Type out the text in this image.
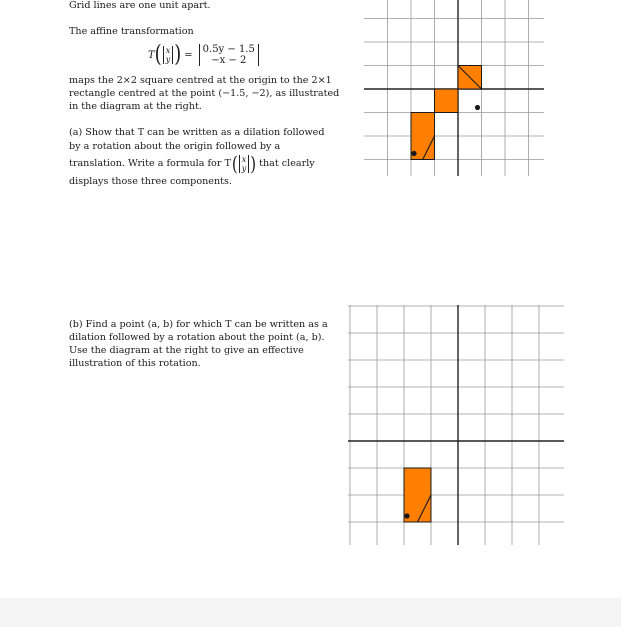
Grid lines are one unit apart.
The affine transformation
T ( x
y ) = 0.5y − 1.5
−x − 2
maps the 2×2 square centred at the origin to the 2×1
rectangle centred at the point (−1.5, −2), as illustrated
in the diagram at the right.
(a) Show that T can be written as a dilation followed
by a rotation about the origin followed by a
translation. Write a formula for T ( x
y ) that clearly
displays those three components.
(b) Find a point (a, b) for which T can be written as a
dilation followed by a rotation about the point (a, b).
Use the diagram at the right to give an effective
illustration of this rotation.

========================================

◆ Stated problem:
Quote the records in full and exactly; skip any image.

◆ Exercise output:
Type out the text in this image.
Grid lines are one unit apart.
The affine transformation
T ( x
y ) = 0.5y − 1.5
−x − 2
maps the 2×2 square centred at the origin to the 2×1
rectangle centred at the point (−1.5, −2), as illustrated
in the diagram at the right.
(a) Show that T can be written as a dilation followed
by a rotation about the origin followed by a
translation. Write a formula for T ( x
y ) that clearly
displays those three components.
(b) Find a point (a, b) for which T can be written as a
dilation followed by a rotation about the point (a, b).
Use the diagram at the right to give an effective
illustration of this rotation.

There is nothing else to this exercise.